PROBLEMS
1. In two sentences, summarize the CTDB with Lustre design page.
2. Extend the CTDB with Lustre design page, picking up after its last line.
-- START OF EXCERPT PROVIDED --
Architecture - CTDB with Lustre

Note: The content on this page reflects the state of design of a Lustre feature at a particular point in time and may contain outdated information.

Summary

CTDB_with_Lustre provides a failsafe solution for windows pCIFS.

Definitions

keyword	explaination
TDB	TDB is "trivial database", used by Samba to store metadata only of CIFS semantics, like client connections (TCP), opened handles, locks (byte range lock, oplock), CIFS operations, client requests, etc. It's a shared data base among Samba processes
CTDB	CTDB is a cluster-based implementation of TDB. Samba servers with CTDB then could exchange the metadata between all nodes among a cluster
pCIFS	parallel CIFS, is an implementation of windows CIFS client to provide parallel I/O from or to Lustre OSS nodes exported by Samba.

Requirements

id	scope	quality	trigger	description
pCIFS working over CTDB	feature	usability		parallel CIFS support over CTDB/Samba
large scale network support	scalability	usability, performance		pCIFS should stand with large network of 100+ nodes and provide reasonable consistent performance (80% of Lustre ?).
server node failover	failover	availability	cluster failure	failover support to avoid any failure of a Lustre or Samba node stopping the whole cluster.
cleanup resources of a dead client	failover	availability	cluster failure	all resources (like opened handles or locks) grabbed by a dead client node should be gracefully released, or other clients will be forbidden to access these resources.
user access control	security	availability	access request from client	posix acls support.
data encryption over CIFS	security	availability	reading or writing	it's not secure with all data over CIFS left in plain-text.
-- END OF EXCERPT PROVIDED --
-- START OF EXTRACTED RECORDS --
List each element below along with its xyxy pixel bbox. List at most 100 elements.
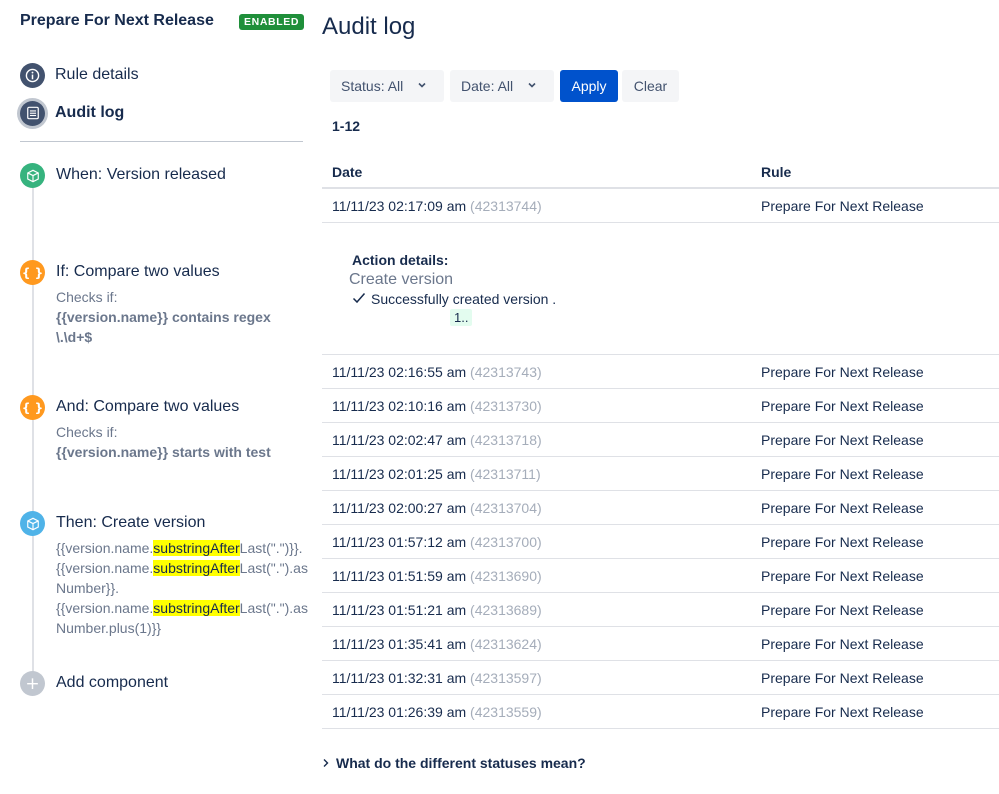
status-badge: ENABLED <box>239 14 304 30</box>
row-rule: Prepare For Next Release <box>761 636 924 652</box>
row-date: 11/11/23 01:51:21 am (42313689) <box>332 602 542 618</box>
row-id: (42313704) <box>470 500 542 516</box>
row-date: 11/11/23 01:26:39 am (42313559) <box>332 704 542 720</box>
braces-icon: { } <box>20 260 45 285</box>
action-status: Successfully created version . <box>352 291 556 307</box>
date-filter-label: Date: All <box>461 78 514 94</box>
component-description: Checks if: {{version.name}} starts with … <box>56 422 306 462</box>
component-trigger[interactable]: When: Version released <box>20 163 310 193</box>
sidebar-item-audit-log[interactable]: Audit log <box>20 100 124 126</box>
column-header-date: Date <box>332 164 363 180</box>
search-highlight: substringAfter <box>153 560 240 576</box>
row-rule: Prepare For Next Release <box>761 432 924 448</box>
row-rule: Prepare For Next Release <box>761 198 924 214</box>
row-id: (42313559) <box>470 704 542 720</box>
condition-text: {{version.name}} contains regex \.\d+$ <box>56 309 271 345</box>
table-row[interactable]: 11/11/23 01:35:41 am (42313624) Prepare … <box>322 627 999 661</box>
date-filter-dropdown[interactable]: Date: All <box>450 70 554 102</box>
divider <box>20 141 303 142</box>
row-id: (42313689) <box>470 602 542 618</box>
expression-line: {{version.name.substringAfterLast(".")}}… <box>56 540 303 556</box>
apply-button[interactable]: Apply <box>560 70 618 102</box>
component-action[interactable]: Then: Create version {{version.name.subs… <box>20 511 310 636</box>
audit-log-table: Date Rule 11/11/23 02:17:09 am (42313744… <box>322 154 999 729</box>
sidebar-item-label: Rule details <box>55 66 139 83</box>
component-expression: {{version.name.substringAfterLast(".")}}… <box>56 538 308 638</box>
search-highlight: substringAfter <box>153 540 240 556</box>
row-id: (42313718) <box>470 432 542 448</box>
table-row[interactable]: 11/11/23 02:16:55 am (42313743) Prepare … <box>322 355 999 389</box>
row-date: 11/11/23 02:00:27 am (42313704) <box>332 500 542 516</box>
row-id: (42313597) <box>470 670 542 686</box>
row-id: (42313700) <box>470 534 542 550</box>
component-title: Then: Create version <box>56 514 206 531</box>
package-icon <box>20 163 45 188</box>
table-row[interactable]: 11/11/23 01:57:12 am (42313700) Prepare … <box>322 525 999 559</box>
row-id: (42313730) <box>470 398 542 414</box>
expression-line: {{version.name.substringAfterLast(".").a… <box>56 600 308 616</box>
table-row[interactable]: 11/11/23 02:02:47 am (42313718) Prepare … <box>322 423 999 457</box>
table-row[interactable]: 11/11/23 01:51:21 am (42313689) Prepare … <box>322 593 999 627</box>
table-header: Date Rule <box>322 154 999 189</box>
table-row[interactable]: 11/11/23 01:26:39 am (42313559) Prepare … <box>322 695 999 729</box>
sidebar-item-label: Audit log <box>55 104 125 121</box>
row-id: (42313744) <box>470 198 542 214</box>
expression-line: {{version.name.substringAfterLast(".").a… <box>56 560 308 576</box>
chevron-down-icon <box>527 79 537 93</box>
row-rule: Prepare For Next Release <box>761 704 924 720</box>
table-row[interactable]: 11/11/23 02:10:16 am (42313730) Prepare … <box>322 389 999 423</box>
chevron-right-icon <box>322 756 330 771</box>
row-date: 11/11/23 01:51:59 am (42313690) <box>332 568 542 584</box>
row-rule: Prepare For Next Release <box>761 602 924 618</box>
list-icon <box>20 100 45 126</box>
table-row[interactable]: 11/11/23 02:00:27 am (42313704) Prepare … <box>322 491 999 525</box>
checks-label: Checks if: <box>56 424 118 440</box>
component-title: And: Compare two values <box>56 398 240 415</box>
row-date: 11/11/23 02:17:09 am (42313744) <box>332 198 542 214</box>
action-status-text: Successfully created version . <box>371 291 557 307</box>
component-title: If: Compare two values <box>56 263 220 280</box>
row-date: 11/11/23 01:32:31 am (42313597) <box>332 670 542 686</box>
rule-sidebar: Prepare For Next Release ENABLED Rule de… <box>0 0 312 794</box>
table-row[interactable]: 11/11/23 02:01:25 am (42313711) Prepare … <box>322 457 999 491</box>
info-icon <box>20 62 45 88</box>
condition-text: {{version.name}} starts with test <box>56 444 271 460</box>
table-row[interactable]: 11/11/23 02:17:09 am (42313744) Prepare … <box>322 189 999 223</box>
row-rule: Prepare For Next Release <box>761 466 924 482</box>
result-range: 1-12 <box>332 118 361 134</box>
table-row[interactable]: 11/11/23 01:32:31 am (42313597) Prepare … <box>322 661 999 695</box>
sidebar-item-rule-details[interactable]: Rule details <box>20 62 139 88</box>
add-component-button[interactable]: + Add component <box>20 671 310 699</box>
action-details-panel: Action details: Create version Successfu… <box>322 223 999 355</box>
expression-line: Number.plus(1)}} <box>56 620 162 636</box>
action-details-title: Action details: <box>352 252 449 268</box>
clear-button[interactable]: Clear <box>622 70 679 102</box>
row-id: (42313624) <box>470 636 542 652</box>
component-condition-if[interactable]: { } If: Compare two values Checks if: {{… <box>20 260 310 350</box>
checks-label: Checks if: <box>56 289 118 305</box>
row-rule: Prepare For Next Release <box>761 670 924 686</box>
component-title: When: Version released <box>56 166 226 183</box>
status-filter-dropdown[interactable]: Status: All <box>330 70 444 102</box>
statuses-help-toggle[interactable]: What do the different statuses mean? <box>322 755 586 771</box>
search-highlight: substringAfter <box>153 600 240 616</box>
row-rule: Prepare For Next Release <box>761 534 924 550</box>
row-id: (42313743) <box>470 364 542 380</box>
column-header-rule: Rule <box>761 164 792 180</box>
row-rule: Prepare For Next Release <box>761 500 924 516</box>
row-date: 11/11/23 02:01:25 am (42313711) <box>332 466 541 482</box>
component-description: Checks if: {{version.name}} contains reg… <box>56 287 306 347</box>
checkmark-icon <box>352 291 366 307</box>
component-condition-and[interactable]: { } And: Compare two values Checks if: {… <box>20 395 310 465</box>
plus-icon: + <box>20 671 45 696</box>
rule-title: Prepare For Next Release <box>20 12 214 29</box>
version-lozenge: 1.. <box>450 309 473 326</box>
row-rule: Prepare For Next Release <box>761 364 924 380</box>
package-icon <box>20 511 45 536</box>
audit-log-panel: Audit log Status: All Date: All Apply Cl… <box>322 0 999 794</box>
table-row[interactable]: 11/11/23 01:51:59 am (42313690) Prepare … <box>322 559 999 593</box>
statuses-help-label: What do the different statuses mean? <box>336 755 586 771</box>
add-component-label: Add component <box>56 674 169 691</box>
row-date: 11/11/23 01:57:12 am (42313700) <box>332 534 542 550</box>
braces-icon: { } <box>20 395 45 420</box>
-- END OF EXTRACTED RECORDS --
OUTPUTS IN ORDER
1. The page presents CTDB with Lustre as a failsafe solution for Windows pCIFS. It defines TDB as Samba's shared metadata database, CTDB as a cluster-based implementation of TDB, and pCIFS as a parallel CIFS client for Lustre OSS nodes exported by Samba, then lists requirements including pCIFS over CTDB, support for networks of 100+ nodes, server node failover, cleanup of a dead client's resources, POSIX ACL support, and data encryption over CIFS.

2.
ease of installation	UI	easiness, friendly	installation or configuration	good document, neat configuration scripts or tools.
various platforms support	environment	availability		1, what OSes and which versions and archs for Windows, Linux and Samba. 2, what type of networking to support: IB or IP, NON-IP.
enhancement of test utilities	test	testability	unit test	enhancement of pCIFS unit test utilities, torture utility to simulate huge scale network
high i/o throughput	i/o	performance	reading or writing	80% of Lustre throughput ?
efficient metadata operations	metadata	performance	client's query or modification	operations like file creating, attribute setting, byte-range lock, oplocks.
DFS support	feature	usability	Samba hosts Lustre as part of DFS cluster	integration with pCIFS and Microsoft DFS

pCIFS working over CTDB

Scenario:		pCIFS uses CTDB/Samba as CIFS servers exporting Lustre
Business Goals:		a graceful cooperation among Lustre, CTDB and pCIFS
Relevant QA's:		usability
details	Stimulus:	use CTDB/Samba to share Lustre volumes
	Stimulus source:	CTDB/Samba
	Environment:
	Artifact:
	Response:	eliminate all conflicts on Lustre flock, Samba share modes management and oplock handling
	Response measure:	smbtorture pass on Lustre, stress test pass on pCIFS
Questions:		none
Issues:		Samba share modes and oplock management will also involved to pCIFS/CTDB failover. should pay care of it when design new CTDB failover policy.

large scale network support

Scenario:		equip pCIFS a large scale cluster with 100+ nodes
Business Goals:		pCIFS should work with the huge cluster
Relevant QA's:		Availability
details	Stimulus:	use pCIFS on a l00+ nodes cluster
	Stimulus source:
	Environment:
	Artifact:	enhanced test utility to simulte large networking traffic
	Response:	perform system level test, review on all components to assure the support of large scale network
	Response measure:	emulation test passes, system level test passes
Questions:		None.
Issues:		None.

server node failover

Scenario:		Lustre MDS/OST server or Samba server hang
Business Goals:		failover should happen quickly to feed pCIFS client's requests
Relevant QA's:		availability
details	Stimulus:	a server hang, network or hardware failure
	Stimulus source:
	Environment:
	Artifact:	shutdown a active server or unplug it from network
	Response:	setup failover on Lustre nodes and harmonize CTDB failover and Lustre's
	Response measure:	a single node's failure won't stop the whole cluster
Questions:		could we accelerate Lustre failover ? could we immediately poweroff the "dead" node instead of waiting 250s to confirm ?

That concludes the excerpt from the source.